* WHAT TO DO *
Reproduce all of the records exactly.

---- SUPPLIED RECORDS

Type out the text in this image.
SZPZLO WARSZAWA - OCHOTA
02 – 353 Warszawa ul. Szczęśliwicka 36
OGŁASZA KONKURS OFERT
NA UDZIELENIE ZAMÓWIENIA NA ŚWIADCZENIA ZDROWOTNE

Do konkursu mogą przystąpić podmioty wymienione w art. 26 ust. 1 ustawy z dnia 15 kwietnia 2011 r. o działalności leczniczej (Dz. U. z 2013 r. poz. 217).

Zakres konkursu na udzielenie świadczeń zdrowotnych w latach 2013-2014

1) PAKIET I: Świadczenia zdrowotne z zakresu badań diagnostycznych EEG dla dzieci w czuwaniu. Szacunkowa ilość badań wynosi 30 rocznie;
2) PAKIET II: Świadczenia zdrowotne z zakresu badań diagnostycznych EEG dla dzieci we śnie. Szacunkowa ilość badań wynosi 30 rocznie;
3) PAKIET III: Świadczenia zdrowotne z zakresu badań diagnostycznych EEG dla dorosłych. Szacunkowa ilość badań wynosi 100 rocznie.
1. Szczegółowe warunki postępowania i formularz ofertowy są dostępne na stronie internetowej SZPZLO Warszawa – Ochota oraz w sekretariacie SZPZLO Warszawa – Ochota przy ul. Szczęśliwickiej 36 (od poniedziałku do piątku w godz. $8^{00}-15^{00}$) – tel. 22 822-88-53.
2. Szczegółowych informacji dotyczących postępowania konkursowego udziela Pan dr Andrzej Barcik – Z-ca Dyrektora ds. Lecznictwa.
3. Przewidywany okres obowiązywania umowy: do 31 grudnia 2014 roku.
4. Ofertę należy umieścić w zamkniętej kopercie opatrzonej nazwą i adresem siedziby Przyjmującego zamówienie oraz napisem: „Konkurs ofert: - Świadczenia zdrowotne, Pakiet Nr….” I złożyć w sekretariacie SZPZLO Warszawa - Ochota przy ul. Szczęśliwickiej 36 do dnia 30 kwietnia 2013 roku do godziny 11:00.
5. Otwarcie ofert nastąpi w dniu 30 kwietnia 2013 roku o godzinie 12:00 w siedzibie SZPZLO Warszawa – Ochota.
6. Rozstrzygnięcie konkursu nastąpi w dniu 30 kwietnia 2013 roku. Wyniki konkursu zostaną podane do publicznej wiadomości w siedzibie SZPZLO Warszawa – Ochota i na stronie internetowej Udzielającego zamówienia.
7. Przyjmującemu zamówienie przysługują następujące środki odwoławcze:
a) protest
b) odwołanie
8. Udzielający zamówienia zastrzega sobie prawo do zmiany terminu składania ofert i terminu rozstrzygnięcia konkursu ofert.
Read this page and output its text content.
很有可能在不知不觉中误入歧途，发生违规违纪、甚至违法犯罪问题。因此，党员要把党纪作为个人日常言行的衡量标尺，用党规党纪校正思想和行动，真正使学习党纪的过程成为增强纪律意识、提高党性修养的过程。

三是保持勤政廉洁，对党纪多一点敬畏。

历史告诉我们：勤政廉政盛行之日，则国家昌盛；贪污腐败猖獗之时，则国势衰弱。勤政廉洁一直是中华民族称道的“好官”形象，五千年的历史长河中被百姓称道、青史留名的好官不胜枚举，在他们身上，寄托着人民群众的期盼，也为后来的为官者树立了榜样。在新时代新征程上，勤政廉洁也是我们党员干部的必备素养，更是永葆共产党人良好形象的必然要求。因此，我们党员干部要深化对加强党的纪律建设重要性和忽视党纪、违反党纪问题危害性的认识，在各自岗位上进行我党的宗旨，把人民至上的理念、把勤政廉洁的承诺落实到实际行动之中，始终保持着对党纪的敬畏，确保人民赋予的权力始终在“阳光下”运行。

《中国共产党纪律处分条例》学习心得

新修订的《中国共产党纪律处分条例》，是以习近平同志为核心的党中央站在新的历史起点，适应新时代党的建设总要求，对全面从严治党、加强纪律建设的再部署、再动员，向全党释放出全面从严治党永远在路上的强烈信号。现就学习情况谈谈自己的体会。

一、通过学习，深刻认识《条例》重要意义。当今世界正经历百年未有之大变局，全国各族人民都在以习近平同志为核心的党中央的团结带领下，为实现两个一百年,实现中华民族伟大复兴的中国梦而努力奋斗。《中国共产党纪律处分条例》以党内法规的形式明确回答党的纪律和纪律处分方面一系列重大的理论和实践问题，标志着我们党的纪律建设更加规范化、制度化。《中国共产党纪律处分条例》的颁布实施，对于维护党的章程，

--------

* RESPONSE TO THIS EXERCISE *
Type out the text in this image.
SZPZLO WARSZAWA - OCHOTA
02 – 353 Warszawa ul. Szczęśliwicka 36
OGŁASZA KONKURS OFERT
NA UDZIELENIE ZAMÓWIENIA NA ŚWIADCZENIA ZDROWOTNE

Do konkursu mogą przystąpić podmioty wymienione w art. 26 ust. 1 ustawy z dnia 15 kwietnia 2011 r. o działalności leczniczej (Dz. U. z 2013 r. poz. 217).

Zakres konkursu na udzielenie świadczeń zdrowotnych w latach 2013-2014

1) PAKIET I: Świadczenia zdrowotne z zakresu badań diagnostycznych EEG dla dzieci w czuwaniu. Szacunkowa ilość badań wynosi 30 rocznie;
2) PAKIET II: Świadczenia zdrowotne z zakresu badań diagnostycznych EEG dla dzieci we śnie. Szacunkowa ilość badań wynosi 30 rocznie;
3) PAKIET III: Świadczenia zdrowotne z zakresu badań diagnostycznych EEG dla dorosłych. Szacunkowa ilość badań wynosi 100 rocznie.
1. Szczegółowe warunki postępowania i formularz ofertowy są dostępne na stronie internetowej SZPZLO Warszawa – Ochota oraz w sekretariacie SZPZLO Warszawa – Ochota przy ul. Szczęśliwickiej 36 (od poniedziałku do piątku w godz. $8^{00}-15^{00}$) – tel. 22 822-88-53.
2. Szczegółowych informacji dotyczących postępowania konkursowego udziela Pan dr Andrzej Barcik – Z-ca Dyrektora ds. Lecznictwa.
3. Przewidywany okres obowiązywania umowy: do 31 grudnia 2014 roku.
4. Ofertę należy umieścić w zamkniętej kopercie opatrzonej nazwą i adresem siedziby Przyjmującego zamówienie oraz napisem: „Konkurs ofert: - Świadczenia zdrowotne, Pakiet Nr….” I złożyć w sekretariacie SZPZLO Warszawa - Ochota przy ul. Szczęśliwickiej 36 do dnia 30 kwietnia 2013 roku do godziny 11:00.
5. Otwarcie ofert nastąpi w dniu 30 kwietnia 2013 roku o godzinie 12:00 w siedzibie SZPZLO Warszawa – Ochota.
6. Rozstrzygnięcie konkursu nastąpi w dniu 30 kwietnia 2013 roku. Wyniki konkursu zostaną podane do publicznej wiadomości w siedzibie SZPZLO Warszawa – Ochota i na stronie internetowej Udzielającego zamówienia.
7. Przyjmującemu zamówienie przysługują następujące środki odwoławcze:
a) protest
b) odwołanie
8. Udzielający zamówienia zastrzega sobie prawo do zmiany terminu składania ofert i terminu rozstrzygnięcia konkursu ofert.
Read this page and output its text content.
很有可能在不知不觉中误入歧途，发生违规违纪、甚至违法犯罪问题。因此，党员要把党纪作为个人日常言行的衡量标尺，用党规党纪校正思想和行动，真正使学习党纪的过程成为增强纪律意识、提高党性修养的过程。

三是保持勤政廉洁，对党纪多一点敬畏。

历史告诉我们：勤政廉政盛行之日，则国家昌盛；贪污腐败猖獗之时，则国势衰弱。勤政廉洁一直是中华民族称道的“好官”形象，五千年的历史长河中被百姓称道、青史留名的好官不胜枚举，在他们身上，寄托着人民群众的期盼，也为后来的为官者树立了榜样。在新时代新征程上，勤政廉洁也是我们党员干部的必备素养，更是永葆共产党人良好形象的必然要求。因此，我们党员干部要深化对加强党的纪律建设重要性和忽视党纪、违反党纪问题危害性的认识，在各自岗位上进行我党的宗旨，把人民至上的理念、把勤政廉洁的承诺落实到实际行动之中，始终保持着对党纪的敬畏，确保人民赋予的权力始终在“阳光下”运行。

《中国共产党纪律处分条例》学习心得

新修订的《中国共产党纪律处分条例》，是以习近平同志为核心的党中央站在新的历史起点，适应新时代党的建设总要求，对全面从严治党、加强纪律建设的再部署、再动员，向全党释放出全面从严治党永远在路上的强烈信号。现就学习情况谈谈自己的体会。

一、通过学习，深刻认识《条例》重要意义。当今世界正经历百年未有之大变局，全国各族人民都在以习近平同志为核心的党中央的团结带领下，为实现两个一百年,实现中华民族伟大复兴的中国梦而努力奋斗。《中国共产党纪律处分条例》以党内法规的形式明确回答党的纪律和纪律处分方面一系列重大的理论和实践问题，标志着我们党的纪律建设更加规范化、制度化。《中国共产党纪律处分条例》的颁布实施，对于维护党的章程，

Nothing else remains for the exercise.